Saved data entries
= = = = =

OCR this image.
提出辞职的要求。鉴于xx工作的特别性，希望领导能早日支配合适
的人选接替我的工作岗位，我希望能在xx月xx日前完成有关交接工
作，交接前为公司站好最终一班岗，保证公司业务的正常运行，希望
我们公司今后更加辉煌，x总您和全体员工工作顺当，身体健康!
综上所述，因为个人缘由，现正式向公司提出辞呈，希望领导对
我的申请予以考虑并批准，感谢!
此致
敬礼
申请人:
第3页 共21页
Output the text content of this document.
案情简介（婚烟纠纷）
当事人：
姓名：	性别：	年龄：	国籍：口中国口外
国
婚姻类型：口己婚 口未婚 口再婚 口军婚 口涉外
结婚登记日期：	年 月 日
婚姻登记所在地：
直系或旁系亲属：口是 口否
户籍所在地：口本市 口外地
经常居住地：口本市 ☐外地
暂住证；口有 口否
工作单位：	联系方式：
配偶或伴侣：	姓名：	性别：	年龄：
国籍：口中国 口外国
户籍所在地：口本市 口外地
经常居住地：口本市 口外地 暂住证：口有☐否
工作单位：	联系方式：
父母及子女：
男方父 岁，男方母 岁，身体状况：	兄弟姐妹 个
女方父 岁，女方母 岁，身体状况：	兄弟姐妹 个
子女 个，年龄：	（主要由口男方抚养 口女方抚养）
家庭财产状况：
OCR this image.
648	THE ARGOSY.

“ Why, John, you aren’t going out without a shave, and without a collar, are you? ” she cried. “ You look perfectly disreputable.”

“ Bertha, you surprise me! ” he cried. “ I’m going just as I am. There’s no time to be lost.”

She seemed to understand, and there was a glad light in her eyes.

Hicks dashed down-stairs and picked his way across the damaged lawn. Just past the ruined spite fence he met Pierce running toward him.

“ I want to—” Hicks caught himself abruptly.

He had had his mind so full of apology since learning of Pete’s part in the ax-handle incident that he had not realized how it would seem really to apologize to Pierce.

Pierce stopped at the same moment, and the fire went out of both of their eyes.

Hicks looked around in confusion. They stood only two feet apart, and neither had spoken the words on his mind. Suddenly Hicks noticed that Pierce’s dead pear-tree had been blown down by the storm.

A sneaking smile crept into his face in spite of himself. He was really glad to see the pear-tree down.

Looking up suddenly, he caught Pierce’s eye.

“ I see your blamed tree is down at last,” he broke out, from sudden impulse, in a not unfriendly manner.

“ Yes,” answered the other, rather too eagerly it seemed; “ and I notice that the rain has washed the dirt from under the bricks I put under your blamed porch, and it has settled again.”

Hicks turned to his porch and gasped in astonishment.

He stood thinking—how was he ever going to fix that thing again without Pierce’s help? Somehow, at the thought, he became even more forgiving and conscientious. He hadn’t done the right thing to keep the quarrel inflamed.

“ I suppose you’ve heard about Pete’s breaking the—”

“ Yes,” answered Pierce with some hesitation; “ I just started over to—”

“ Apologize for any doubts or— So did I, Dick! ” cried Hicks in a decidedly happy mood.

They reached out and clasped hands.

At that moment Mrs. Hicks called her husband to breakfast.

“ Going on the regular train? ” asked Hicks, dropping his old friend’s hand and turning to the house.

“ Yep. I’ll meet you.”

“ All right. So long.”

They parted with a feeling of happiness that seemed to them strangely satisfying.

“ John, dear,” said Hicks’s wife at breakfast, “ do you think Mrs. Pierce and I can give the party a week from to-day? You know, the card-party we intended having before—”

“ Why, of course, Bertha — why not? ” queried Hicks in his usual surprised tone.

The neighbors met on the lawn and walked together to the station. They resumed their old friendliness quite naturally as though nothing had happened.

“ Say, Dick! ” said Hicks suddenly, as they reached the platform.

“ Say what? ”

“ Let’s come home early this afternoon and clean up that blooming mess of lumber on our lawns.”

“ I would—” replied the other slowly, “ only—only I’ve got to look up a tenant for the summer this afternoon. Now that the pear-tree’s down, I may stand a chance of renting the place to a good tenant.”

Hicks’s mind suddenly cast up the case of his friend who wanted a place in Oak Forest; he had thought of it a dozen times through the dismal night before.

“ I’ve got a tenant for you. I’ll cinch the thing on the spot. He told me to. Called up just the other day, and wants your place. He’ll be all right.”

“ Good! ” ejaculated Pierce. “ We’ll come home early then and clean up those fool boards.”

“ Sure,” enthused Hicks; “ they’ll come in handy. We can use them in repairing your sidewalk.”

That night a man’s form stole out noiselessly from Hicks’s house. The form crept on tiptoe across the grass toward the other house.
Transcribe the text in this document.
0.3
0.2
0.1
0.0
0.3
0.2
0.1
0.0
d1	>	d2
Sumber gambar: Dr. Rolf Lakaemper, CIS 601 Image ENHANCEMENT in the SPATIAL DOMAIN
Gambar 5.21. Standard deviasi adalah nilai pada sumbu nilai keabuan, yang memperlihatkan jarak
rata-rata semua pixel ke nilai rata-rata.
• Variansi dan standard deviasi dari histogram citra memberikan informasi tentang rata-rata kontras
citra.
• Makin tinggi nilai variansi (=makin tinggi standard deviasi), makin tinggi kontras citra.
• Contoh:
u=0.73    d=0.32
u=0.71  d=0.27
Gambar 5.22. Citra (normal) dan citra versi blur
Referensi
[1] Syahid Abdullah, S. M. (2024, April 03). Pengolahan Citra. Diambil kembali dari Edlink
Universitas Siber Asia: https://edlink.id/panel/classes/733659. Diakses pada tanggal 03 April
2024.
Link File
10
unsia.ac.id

= = = = =

What you should do: Repeat the whole listing exactly, keeping every line intact.

Written response:
OCR this image.
提出辞职的要求。鉴于xx工作的特别性，希望领导能早日支配合适
的人选接替我的工作岗位，我希望能在xx月xx日前完成有关交接工
作，交接前为公司站好最终一班岗，保证公司业务的正常运行，希望
我们公司今后更加辉煌，x总您和全体员工工作顺当，身体健康!
综上所述，因为个人缘由，现正式向公司提出辞呈，希望领导对
我的申请予以考虑并批准，感谢!
此致
敬礼
申请人:
第3页 共21页
Output the text content of this document.
案情简介（婚烟纠纷）
当事人：
姓名：	性别：	年龄：	国籍：口中国口外
国
婚姻类型：口己婚 口未婚 口再婚 口军婚 口涉外
结婚登记日期：	年 月 日
婚姻登记所在地：
直系或旁系亲属：口是 口否
户籍所在地：口本市 口外地
经常居住地：口本市 ☐外地
暂住证；口有 口否
工作单位：	联系方式：
配偶或伴侣：	姓名：	性别：	年龄：
国籍：口中国 口外国
户籍所在地：口本市 口外地
经常居住地：口本市 口外地 暂住证：口有☐否
工作单位：	联系方式：
父母及子女：
男方父 岁，男方母 岁，身体状况：	兄弟姐妹 个
女方父 岁，女方母 岁，身体状况：	兄弟姐妹 个
子女 个，年龄：	（主要由口男方抚养 口女方抚养）
家庭财产状况：
OCR this image.
648	THE ARGOSY.

“ Why, John, you aren’t going out without a shave, and without a collar, are you? ” she cried. “ You look perfectly disreputable.”

“ Bertha, you surprise me! ” he cried. “ I’m going just as I am. There’s no time to be lost.”

She seemed to understand, and there was a glad light in her eyes.

Hicks dashed down-stairs and picked his way across the damaged lawn. Just past the ruined spite fence he met Pierce running toward him.

“ I want to—” Hicks caught himself abruptly.

He had had his mind so full of apology since learning of Pete’s part in the ax-handle incident that he had not realized how it would seem really to apologize to Pierce.

Pierce stopped at the same moment, and the fire went out of both of their eyes.

Hicks looked around in confusion. They stood only two feet apart, and neither had spoken the words on his mind. Suddenly Hicks noticed that Pierce’s dead pear-tree had been blown down by the storm.

A sneaking smile crept into his face in spite of himself. He was really glad to see the pear-tree down.

Looking up suddenly, he caught Pierce’s eye.

“ I see your blamed tree is down at last,” he broke out, from sudden impulse, in a not unfriendly manner.

“ Yes,” answered the other, rather too eagerly it seemed; “ and I notice that the rain has washed the dirt from under the bricks I put under your blamed porch, and it has settled again.”

Hicks turned to his porch and gasped in astonishment.

He stood thinking—how was he ever going to fix that thing again without Pierce’s help? Somehow, at the thought, he became even more forgiving and conscientious. He hadn’t done the right thing to keep the quarrel inflamed.

“ I suppose you’ve heard about Pete’s breaking the—”

“ Yes,” answered Pierce with some hesitation; “ I just started over to—”

“ Apologize for any doubts or— So did I, Dick! ” cried Hicks in a decidedly happy mood.

They reached out and clasped hands.

At that moment Mrs. Hicks called her husband to breakfast.

“ Going on the regular train? ” asked Hicks, dropping his old friend’s hand and turning to the house.

“ Yep. I’ll meet you.”

“ All right. So long.”

They parted with a feeling of happiness that seemed to them strangely satisfying.

“ John, dear,” said Hicks’s wife at breakfast, “ do you think Mrs. Pierce and I can give the party a week from to-day? You know, the card-party we intended having before—”

“ Why, of course, Bertha — why not? ” queried Hicks in his usual surprised tone.

The neighbors met on the lawn and walked together to the station. They resumed their old friendliness quite naturally as though nothing had happened.

“ Say, Dick! ” said Hicks suddenly, as they reached the platform.

“ Say what? ”

“ Let’s come home early this afternoon and clean up that blooming mess of lumber on our lawns.”

“ I would—” replied the other slowly, “ only—only I’ve got to look up a tenant for the summer this afternoon. Now that the pear-tree’s down, I may stand a chance of renting the place to a good tenant.”

Hicks’s mind suddenly cast up the case of his friend who wanted a place in Oak Forest; he had thought of it a dozen times through the dismal night before.

“ I’ve got a tenant for you. I’ll cinch the thing on the spot. He told me to. Called up just the other day, and wants your place. He’ll be all right.”

“ Good! ” ejaculated Pierce. “ We’ll come home early then and clean up those fool boards.”

“ Sure,” enthused Hicks; “ they’ll come in handy. We can use them in repairing your sidewalk.”

That night a man’s form stole out noiselessly from Hicks’s house. The form crept on tiptoe across the grass toward the other house.
Transcribe the text in this document.
0.3
0.2
0.1
0.0
0.3
0.2
0.1
0.0
d1	>	d2
Sumber gambar: Dr. Rolf Lakaemper, CIS 601 Image ENHANCEMENT in the SPATIAL DOMAIN
Gambar 5.21. Standard deviasi adalah nilai pada sumbu nilai keabuan, yang memperlihatkan jarak
rata-rata semua pixel ke nilai rata-rata.
• Variansi dan standard deviasi dari histogram citra memberikan informasi tentang rata-rata kontras
citra.
• Makin tinggi nilai variansi (=makin tinggi standard deviasi), makin tinggi kontras citra.
• Contoh:
u=0.73    d=0.32
u=0.71  d=0.27
Gambar 5.22. Citra (normal) dan citra versi blur
Referensi
[1] Syahid Abdullah, S. M. (2024, April 03). Pengolahan Citra. Diambil kembali dari Edlink
Universitas Siber Asia: https://edlink.id/panel/classes/733659. Diakses pada tanggal 03 April
2024.
Link File
10
unsia.ac.id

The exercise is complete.